• _Written problem_
Reproduce the records below exactly, leaving out any pictures.

• _Data extract_
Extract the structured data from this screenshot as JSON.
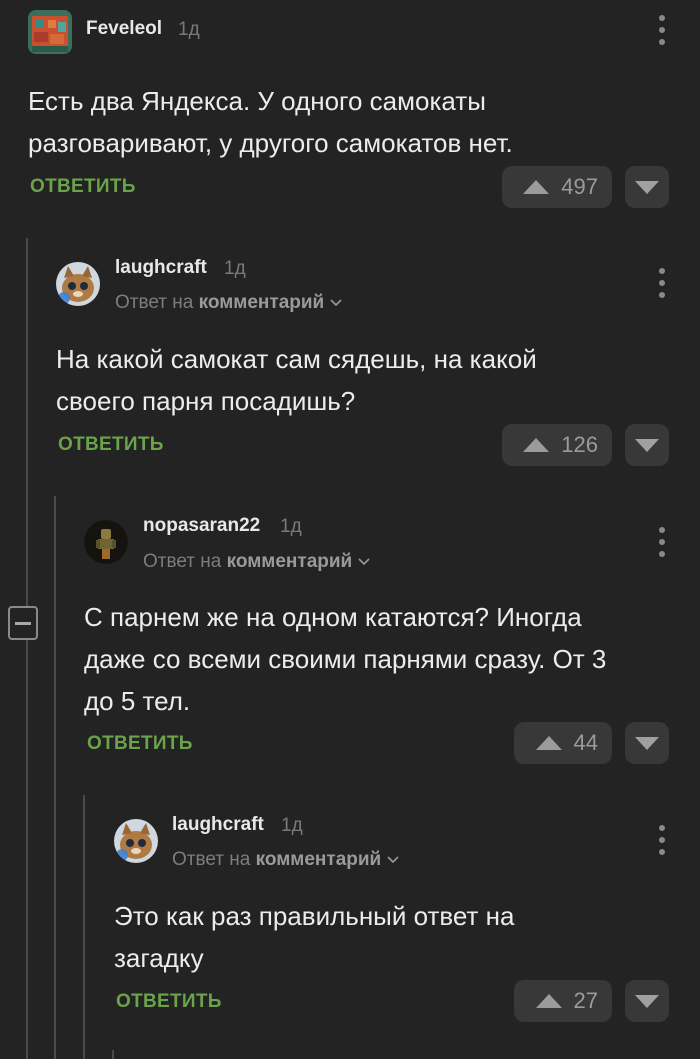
{
  "comments": [
    {
      "author": "Feveleol",
      "age": "1д",
      "text": "Есть два Яндекса. У одного самокаты\nразговаривают, у другого самокатов нет.",
      "reply_label": "ОТВЕТИТЬ",
      "rating": "497"
    },
    {
      "author": "laughcraft",
      "age": "1д",
      "reply_prefix": "Ответ на",
      "reply_target": "комментарий",
      "text": "На какой самокат сам сядешь, на какой\nсвоего парня посадишь?",
      "reply_label": "ОТВЕТИТЬ",
      "rating": "126"
    },
    {
      "author": "nopasaran22",
      "age": "1д",
      "reply_prefix": "Ответ на",
      "reply_target": "комментарий",
      "text": "С парнем же на одном катаются? Иногда\nдаже со всеми своими парнями сразу. От 3\nдо 5 тел.",
      "reply_label": "ОТВЕТИТЬ",
      "rating": "44"
    },
    {
      "author": "laughcraft",
      "age": "1д",
      "reply_prefix": "Ответ на",
      "reply_target": "комментарий",
      "text": "Это как раз правильный ответ на\nзагадку",
      "reply_label": "ОТВЕТИТЬ",
      "rating": "27"
    }
  ],
  "colors": {
    "background": "#232323",
    "reply_green": "#6aa34a",
    "vote_bg": "#383838"
  },
  "icons": {
    "vote_up": "triangle-up-icon",
    "vote_down": "triangle-down-icon",
    "menu": "more-vertical-icon",
    "collapse": "minus-square-icon"
  }
}
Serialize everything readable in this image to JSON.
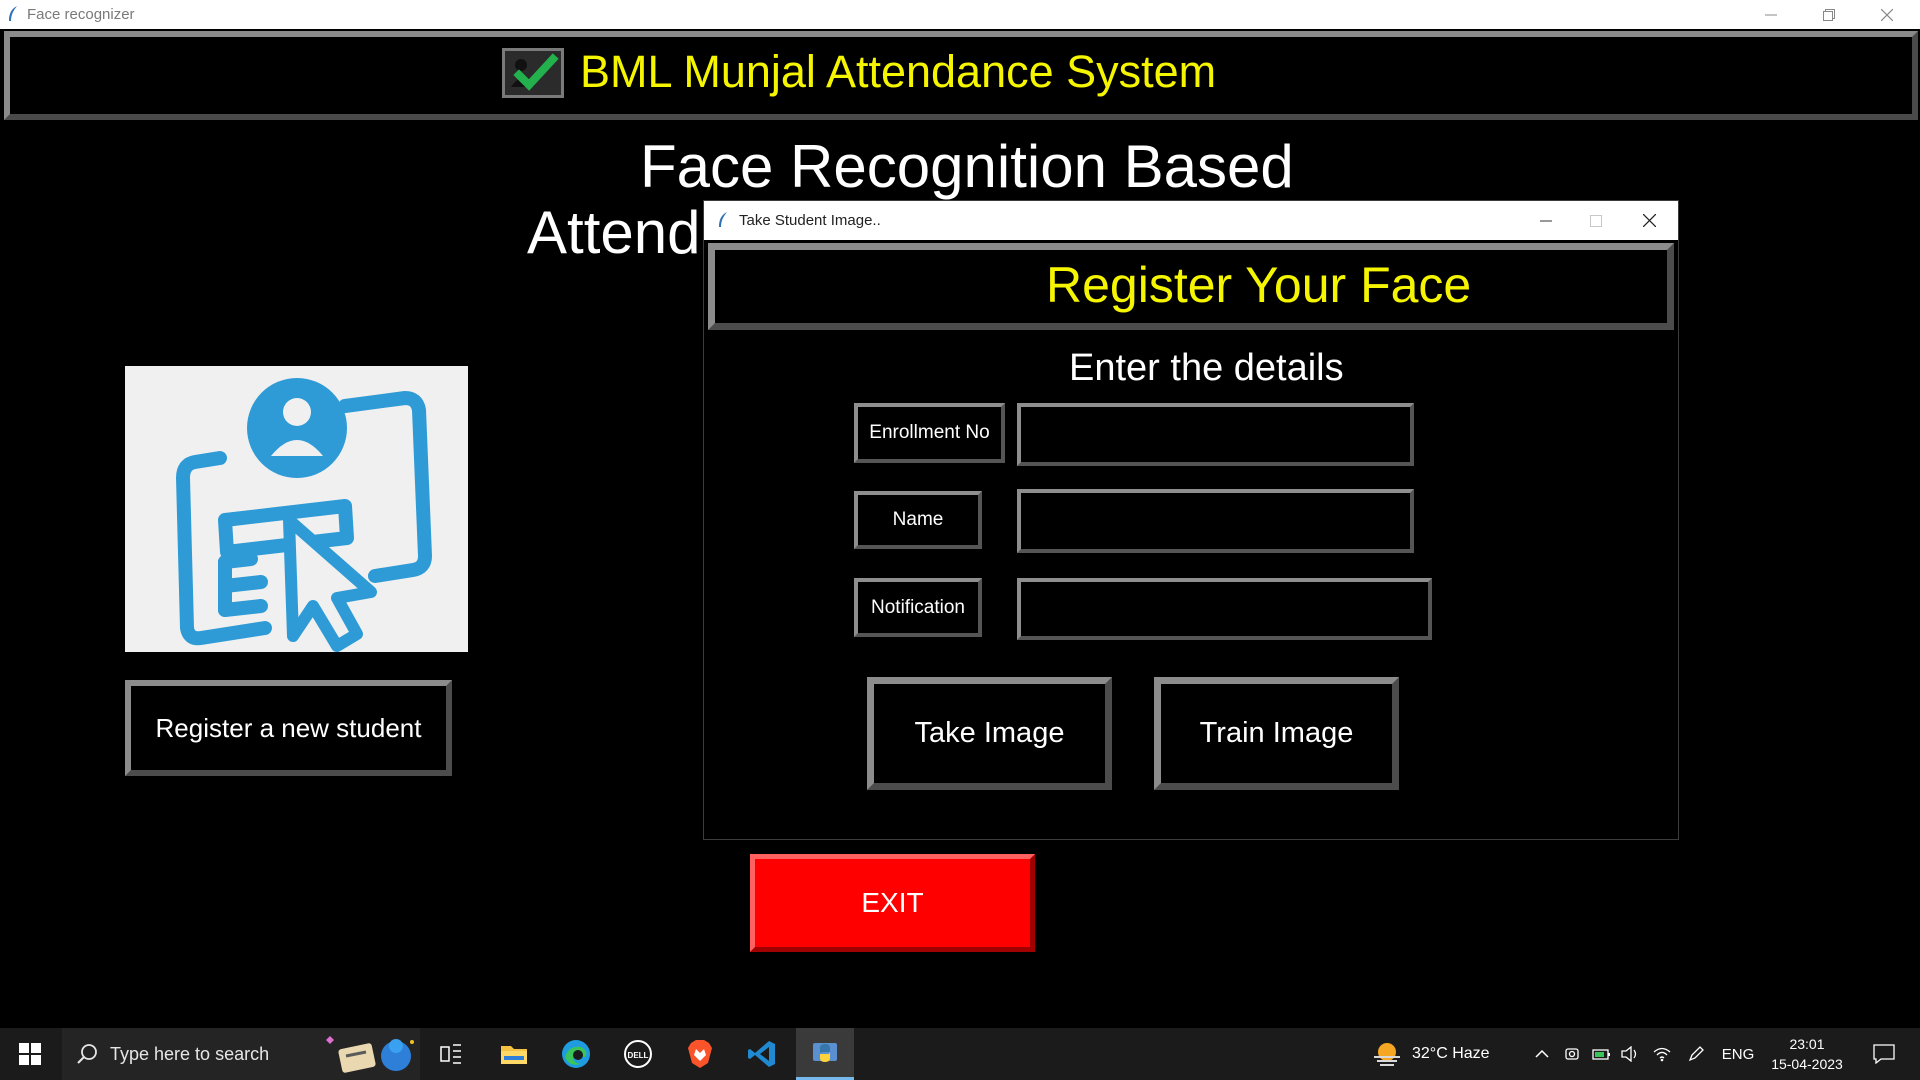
{
  "main_window": {
    "title": "Face recognizer"
  },
  "header": {
    "title": "BML Munjal Attendance System",
    "icon": "checkmark-icon"
  },
  "page": {
    "title_line1": "Face Recognition Based",
    "title_line2": "Attend"
  },
  "left_panel": {
    "image": "register-student-illustration",
    "register_button_label": "Register a new student"
  },
  "exit_button_label": "EXIT",
  "dialog": {
    "title": "Take Student Image..",
    "header": "Register Your Face",
    "subheading": "Enter the details",
    "fields": [
      {
        "label": "Enrollment No",
        "value": ""
      },
      {
        "label": "Name",
        "value": ""
      },
      {
        "label": "Notification",
        "value": ""
      }
    ],
    "take_image_label": "Take Image",
    "train_image_label": "Train Image"
  },
  "taskbar": {
    "search_placeholder": "Type here to search",
    "weather": "32°C  Haze",
    "language": "ENG",
    "time": "23:01",
    "date": "15-04-2023"
  },
  "colors": {
    "header_text": "#f5f500",
    "exit_button": "#ff0000",
    "background": "#000000",
    "illustration_blue": "#2f9bd6"
  }
}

• _Written solution_
Extract the structured data from this screenshot as JSON.
{
  "comments": [
    {
      "author": "Feveleol",
      "age": "1д",
      "text": "Есть два Яндекса. У одного самокаты\nразговаривают, у другого самокатов нет.",
      "reply_label": "ОТВЕТИТЬ",
      "rating": "497"
    },
    {
      "author": "laughcraft",
      "age": "1д",
      "reply_prefix": "Ответ на",
      "reply_target": "комментарий",
      "text": "На какой самокат сам сядешь, на какой\nсвоего парня посадишь?",
      "reply_label": "ОТВЕТИТЬ",
      "rating": "126"
    },
    {
      "author": "nopasaran22",
      "age": "1д",
      "reply_prefix": "Ответ на",
      "reply_target": "комментарий",
      "text": "С парнем же на одном катаются? Иногда\nдаже со всеми своими парнями сразу. От 3\nдо 5 тел.",
      "reply_label": "ОТВЕТИТЬ",
      "rating": "44"
    },
    {
      "author": "laughcraft",
      "age": "1д",
      "reply_prefix": "Ответ на",
      "reply_target": "комментарий",
      "text": "Это как раз правильный ответ на\nзагадку",
      "reply_label": "ОТВЕТИТЬ",
      "rating": "27"
    }
  ],
  "colors": {
    "background": "#232323",
    "reply_green": "#6aa34a",
    "vote_bg": "#383838"
  },
  "icons": {
    "vote_up": "triangle-up-icon",
    "vote_down": "triangle-down-icon",
    "menu": "more-vertical-icon",
    "collapse": "minus-square-icon"
  }
}
Serialize everything readable in this image to JSON.
{
  "main_window": {
    "title": "Face recognizer"
  },
  "header": {
    "title": "BML Munjal Attendance System",
    "icon": "checkmark-icon"
  },
  "page": {
    "title_line1": "Face Recognition Based",
    "title_line2": "Attend"
  },
  "left_panel": {
    "image": "register-student-illustration",
    "register_button_label": "Register a new student"
  },
  "exit_button_label": "EXIT",
  "dialog": {
    "title": "Take Student Image..",
    "header": "Register Your Face",
    "subheading": "Enter the details",
    "fields": [
      {
        "label": "Enrollment No",
        "value": ""
      },
      {
        "label": "Name",
        "value": ""
      },
      {
        "label": "Notification",
        "value": ""
      }
    ],
    "take_image_label": "Take Image",
    "train_image_label": "Train Image"
  },
  "taskbar": {
    "search_placeholder": "Type here to search",
    "weather": "32°C  Haze",
    "language": "ENG",
    "time": "23:01",
    "date": "15-04-2023"
  },
  "colors": {
    "header_text": "#f5f500",
    "exit_button": "#ff0000",
    "background": "#000000",
    "illustration_blue": "#2f9bd6"
  }
}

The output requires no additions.